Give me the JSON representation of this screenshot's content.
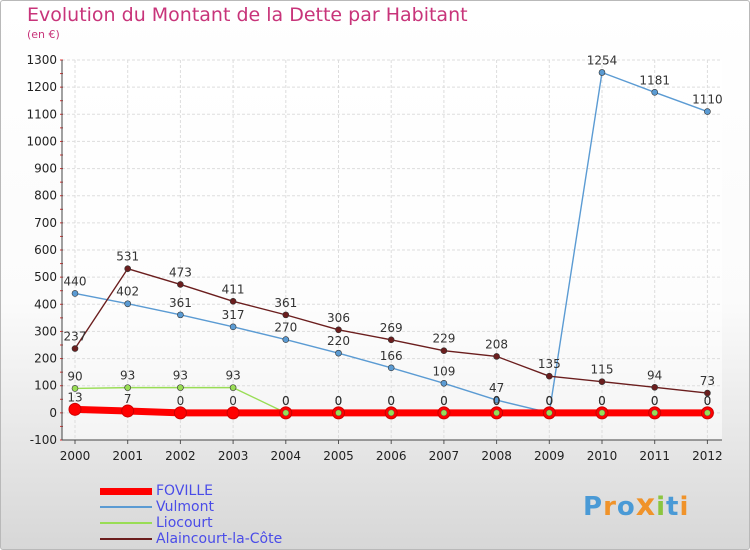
{
  "header": {
    "title": "Evolution du Montant de la Dette par Habitant",
    "subtitle": "(en €)"
  },
  "chart_data": {
    "type": "line",
    "categories": [
      "2000",
      "2001",
      "2002",
      "2003",
      "2004",
      "2005",
      "2006",
      "2007",
      "2008",
      "2009",
      "2010",
      "2011",
      "2012"
    ],
    "ylim": [
      -100,
      1300
    ],
    "yticks": [
      -100,
      0,
      100,
      200,
      300,
      400,
      500,
      600,
      700,
      800,
      900,
      1000,
      1100,
      1200,
      1300
    ],
    "grid": true,
    "legend_position": "bottom-left",
    "series": [
      {
        "name": "FOVILLE",
        "color": "#ff0000",
        "values": [
          13,
          7,
          0,
          0,
          0,
          0,
          0,
          0,
          0,
          0,
          0,
          0,
          0
        ],
        "labels": [
          "13",
          "7",
          "0",
          "0",
          "0",
          "0",
          "0",
          "0",
          "0",
          "0",
          "0",
          "0",
          "0"
        ]
      },
      {
        "name": "Vulmont",
        "color": "#5b9bd3",
        "values": [
          440,
          402,
          361,
          317,
          270,
          220,
          166,
          109,
          47,
          0,
          1254,
          1181,
          1110
        ],
        "labels": [
          "440",
          "402",
          "361",
          "317",
          "270",
          "220",
          "166",
          "109",
          "47",
          "0",
          "1254",
          "1181",
          "1110"
        ]
      },
      {
        "name": "Liocourt",
        "color": "#99dd55",
        "values": [
          90,
          93,
          93,
          93,
          0,
          0,
          0,
          0,
          0,
          0,
          0,
          0,
          0
        ],
        "labels": [
          "90",
          "93",
          "93",
          "93",
          "0",
          "0",
          "0",
          "0",
          "0",
          "0",
          "0",
          "0",
          "0"
        ]
      },
      {
        "name": "Alaincourt-la-Côte",
        "color": "#6b1e1e",
        "values": [
          237,
          531,
          473,
          411,
          361,
          306,
          269,
          229,
          208,
          135,
          115,
          94,
          73
        ],
        "labels": [
          "237",
          "531",
          "473",
          "411",
          "361",
          "306",
          "269",
          "229",
          "208",
          "135",
          "115",
          "94",
          "73"
        ]
      }
    ]
  },
  "logo": {
    "letters": [
      "P",
      "r",
      "o",
      "x",
      "i",
      "t",
      "i"
    ],
    "colors": [
      "#4a9ad6",
      "#f0932a",
      "#4a9ad6",
      "#f0932a",
      "#8bc53f",
      "#4a9ad6",
      "#f0932a"
    ]
  }
}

# [What is needed]
Copy everything in the records above except the pictures, exactly as written.

# [Answer in full]
Give me the JSON representation of this screenshot's content.
{
  "header": {
    "title": "Evolution du Montant de la Dette par Habitant",
    "subtitle": "(en €)"
  },
  "chart_data": {
    "type": "line",
    "categories": [
      "2000",
      "2001",
      "2002",
      "2003",
      "2004",
      "2005",
      "2006",
      "2007",
      "2008",
      "2009",
      "2010",
      "2011",
      "2012"
    ],
    "ylim": [
      -100,
      1300
    ],
    "yticks": [
      -100,
      0,
      100,
      200,
      300,
      400,
      500,
      600,
      700,
      800,
      900,
      1000,
      1100,
      1200,
      1300
    ],
    "grid": true,
    "legend_position": "bottom-left",
    "series": [
      {
        "name": "FOVILLE",
        "color": "#ff0000",
        "values": [
          13,
          7,
          0,
          0,
          0,
          0,
          0,
          0,
          0,
          0,
          0,
          0,
          0
        ],
        "labels": [
          "13",
          "7",
          "0",
          "0",
          "0",
          "0",
          "0",
          "0",
          "0",
          "0",
          "0",
          "0",
          "0"
        ]
      },
      {
        "name": "Vulmont",
        "color": "#5b9bd3",
        "values": [
          440,
          402,
          361,
          317,
          270,
          220,
          166,
          109,
          47,
          0,
          1254,
          1181,
          1110
        ],
        "labels": [
          "440",
          "402",
          "361",
          "317",
          "270",
          "220",
          "166",
          "109",
          "47",
          "0",
          "1254",
          "1181",
          "1110"
        ]
      },
      {
        "name": "Liocourt",
        "color": "#99dd55",
        "values": [
          90,
          93,
          93,
          93,
          0,
          0,
          0,
          0,
          0,
          0,
          0,
          0,
          0
        ],
        "labels": [
          "90",
          "93",
          "93",
          "93",
          "0",
          "0",
          "0",
          "0",
          "0",
          "0",
          "0",
          "0",
          "0"
        ]
      },
      {
        "name": "Alaincourt-la-Côte",
        "color": "#6b1e1e",
        "values": [
          237,
          531,
          473,
          411,
          361,
          306,
          269,
          229,
          208,
          135,
          115,
          94,
          73
        ],
        "labels": [
          "237",
          "531",
          "473",
          "411",
          "361",
          "306",
          "269",
          "229",
          "208",
          "135",
          "115",
          "94",
          "73"
        ]
      }
    ]
  },
  "logo": {
    "letters": [
      "P",
      "r",
      "o",
      "x",
      "i",
      "t",
      "i"
    ],
    "colors": [
      "#4a9ad6",
      "#f0932a",
      "#4a9ad6",
      "#f0932a",
      "#8bc53f",
      "#4a9ad6",
      "#f0932a"
    ]
  }
}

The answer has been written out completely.